» **EXERCISE**
Keep the pictures out and restate every record exactly.

--- start of WORKING DATA ---

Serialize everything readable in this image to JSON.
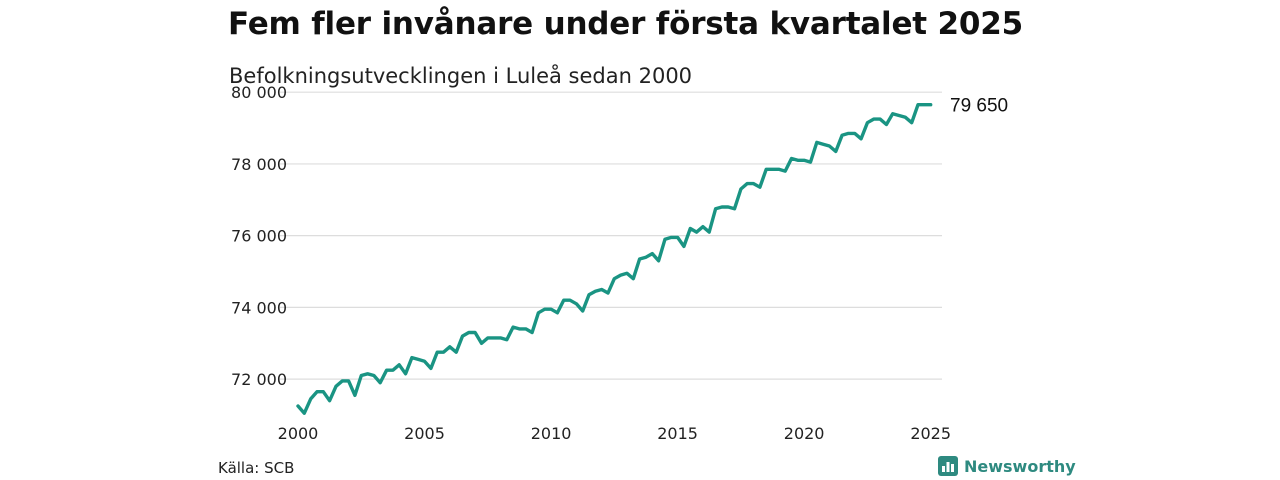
{
  "title": "Fem fler invånare under första kvartalet 2025",
  "subtitle": "Befolkningsutvecklingen i Luleå sedan 2000",
  "source": "Källa: SCB",
  "brand": "Newsworthy",
  "colors": {
    "line": "#1a9483",
    "grid": "#dddddd",
    "brand": "#2e8a80"
  },
  "chart_data": {
    "type": "line",
    "title": "Fem fler invånare under första kvartalet 2025",
    "subtitle": "Befolkningsutvecklingen i Luleå sedan 2000",
    "xlabel": "",
    "ylabel": "",
    "xlim": [
      2000,
      2025.25
    ],
    "ylim": [
      71000,
      80200
    ],
    "grid": "horizontal",
    "x_ticks": [
      2000,
      2005,
      2010,
      2015,
      2020,
      2025
    ],
    "x_tick_labels": [
      "2000",
      "2005",
      "2010",
      "2015",
      "2020",
      "2025"
    ],
    "y_ticks": [
      72000,
      74000,
      76000,
      78000,
      80000
    ],
    "y_tick_labels": [
      "72 000",
      "74 000",
      "76 000",
      "78 000",
      "80 000"
    ],
    "end_label": "79 650",
    "series": [
      {
        "x": [
          2000.0,
          2000.25,
          2000.5,
          2000.75,
          2001.0,
          2001.25,
          2001.5,
          2001.75,
          2002.0,
          2002.25,
          2002.5,
          2002.75,
          2003.0,
          2003.25,
          2003.5,
          2003.75,
          2004.0,
          2004.25,
          2004.5,
          2004.75,
          2005.0,
          2005.25,
          2005.5,
          2005.75,
          2006.0,
          2006.25,
          2006.5,
          2006.75,
          2007.0,
          2007.25,
          2007.5,
          2007.75,
          2008.0,
          2008.25,
          2008.5,
          2008.75,
          2009.0,
          2009.25,
          2009.5,
          2009.75,
          2010.0,
          2010.25,
          2010.5,
          2010.75,
          2011.0,
          2011.25,
          2011.5,
          2011.75,
          2012.0,
          2012.25,
          2012.5,
          2012.75,
          2013.0,
          2013.25,
          2013.5,
          2013.75,
          2014.0,
          2014.25,
          2014.5,
          2014.75,
          2015.0,
          2015.25,
          2015.5,
          2015.75,
          2016.0,
          2016.25,
          2016.5,
          2016.75,
          2017.0,
          2017.25,
          2017.5,
          2017.75,
          2018.0,
          2018.25,
          2018.5,
          2018.75,
          2019.0,
          2019.25,
          2019.5,
          2019.75,
          2020.0,
          2020.25,
          2020.5,
          2020.75,
          2021.0,
          2021.25,
          2021.5,
          2021.75,
          2022.0,
          2022.25,
          2022.5,
          2022.75,
          2023.0,
          2023.25,
          2023.5,
          2023.75,
          2024.0,
          2024.25,
          2024.5,
          2024.75,
          2025.0
        ],
        "values": [
          71250,
          71050,
          71450,
          71650,
          71650,
          71400,
          71800,
          71950,
          71950,
          71550,
          72100,
          72150,
          72100,
          71900,
          72250,
          72250,
          72400,
          72150,
          72600,
          72550,
          72500,
          72300,
          72750,
          72750,
          72900,
          72750,
          73200,
          73300,
          73300,
          73000,
          73150,
          73150,
          73150,
          73100,
          73450,
          73400,
          73400,
          73300,
          73850,
          73950,
          73950,
          73850,
          74200,
          74200,
          74100,
          73900,
          74350,
          74450,
          74500,
          74400,
          74800,
          74900,
          74950,
          74800,
          75350,
          75400,
          75500,
          75300,
          75900,
          75950,
          75950,
          75700,
          76200,
          76100,
          76250,
          76100,
          76750,
          76800,
          76800,
          76750,
          77300,
          77450,
          77450,
          77350,
          77850,
          77850,
          77850,
          77800,
          78150,
          78100,
          78100,
          78050,
          78600,
          78550,
          78500,
          78350,
          78800,
          78850,
          78850,
          78700,
          79150,
          79250,
          79250,
          79100,
          79400,
          79350,
          79300,
          79150,
          79650,
          79650,
          79650
        ]
      }
    ]
  }
}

--- end of WORKING DATA ---

» **ANSWER TO THE EXERCISE**
Serialize everything readable in this image to JSON.
{
  "title": "Fem fler invånare under första kvartalet 2025",
  "subtitle": "Befolkningsutvecklingen i Luleå sedan 2000",
  "source": "Källa: SCB",
  "brand": "Newsworthy",
  "colors": {
    "line": "#1a9483",
    "grid": "#dddddd",
    "brand": "#2e8a80"
  },
  "chart_data": {
    "type": "line",
    "title": "Fem fler invånare under första kvartalet 2025",
    "subtitle": "Befolkningsutvecklingen i Luleå sedan 2000",
    "xlabel": "",
    "ylabel": "",
    "xlim": [
      2000,
      2025.25
    ],
    "ylim": [
      71000,
      80200
    ],
    "grid": "horizontal",
    "x_ticks": [
      2000,
      2005,
      2010,
      2015,
      2020,
      2025
    ],
    "x_tick_labels": [
      "2000",
      "2005",
      "2010",
      "2015",
      "2020",
      "2025"
    ],
    "y_ticks": [
      72000,
      74000,
      76000,
      78000,
      80000
    ],
    "y_tick_labels": [
      "72 000",
      "74 000",
      "76 000",
      "78 000",
      "80 000"
    ],
    "end_label": "79 650",
    "series": [
      {
        "x": [
          2000.0,
          2000.25,
          2000.5,
          2000.75,
          2001.0,
          2001.25,
          2001.5,
          2001.75,
          2002.0,
          2002.25,
          2002.5,
          2002.75,
          2003.0,
          2003.25,
          2003.5,
          2003.75,
          2004.0,
          2004.25,
          2004.5,
          2004.75,
          2005.0,
          2005.25,
          2005.5,
          2005.75,
          2006.0,
          2006.25,
          2006.5,
          2006.75,
          2007.0,
          2007.25,
          2007.5,
          2007.75,
          2008.0,
          2008.25,
          2008.5,
          2008.75,
          2009.0,
          2009.25,
          2009.5,
          2009.75,
          2010.0,
          2010.25,
          2010.5,
          2010.75,
          2011.0,
          2011.25,
          2011.5,
          2011.75,
          2012.0,
          2012.25,
          2012.5,
          2012.75,
          2013.0,
          2013.25,
          2013.5,
          2013.75,
          2014.0,
          2014.25,
          2014.5,
          2014.75,
          2015.0,
          2015.25,
          2015.5,
          2015.75,
          2016.0,
          2016.25,
          2016.5,
          2016.75,
          2017.0,
          2017.25,
          2017.5,
          2017.75,
          2018.0,
          2018.25,
          2018.5,
          2018.75,
          2019.0,
          2019.25,
          2019.5,
          2019.75,
          2020.0,
          2020.25,
          2020.5,
          2020.75,
          2021.0,
          2021.25,
          2021.5,
          2021.75,
          2022.0,
          2022.25,
          2022.5,
          2022.75,
          2023.0,
          2023.25,
          2023.5,
          2023.75,
          2024.0,
          2024.25,
          2024.5,
          2024.75,
          2025.0
        ],
        "values": [
          71250,
          71050,
          71450,
          71650,
          71650,
          71400,
          71800,
          71950,
          71950,
          71550,
          72100,
          72150,
          72100,
          71900,
          72250,
          72250,
          72400,
          72150,
          72600,
          72550,
          72500,
          72300,
          72750,
          72750,
          72900,
          72750,
          73200,
          73300,
          73300,
          73000,
          73150,
          73150,
          73150,
          73100,
          73450,
          73400,
          73400,
          73300,
          73850,
          73950,
          73950,
          73850,
          74200,
          74200,
          74100,
          73900,
          74350,
          74450,
          74500,
          74400,
          74800,
          74900,
          74950,
          74800,
          75350,
          75400,
          75500,
          75300,
          75900,
          75950,
          75950,
          75700,
          76200,
          76100,
          76250,
          76100,
          76750,
          76800,
          76800,
          76750,
          77300,
          77450,
          77450,
          77350,
          77850,
          77850,
          77850,
          77800,
          78150,
          78100,
          78100,
          78050,
          78600,
          78550,
          78500,
          78350,
          78800,
          78850,
          78850,
          78700,
          79150,
          79250,
          79250,
          79100,
          79400,
          79350,
          79300,
          79150,
          79650,
          79650,
          79650
        ]
      }
    ]
  }
}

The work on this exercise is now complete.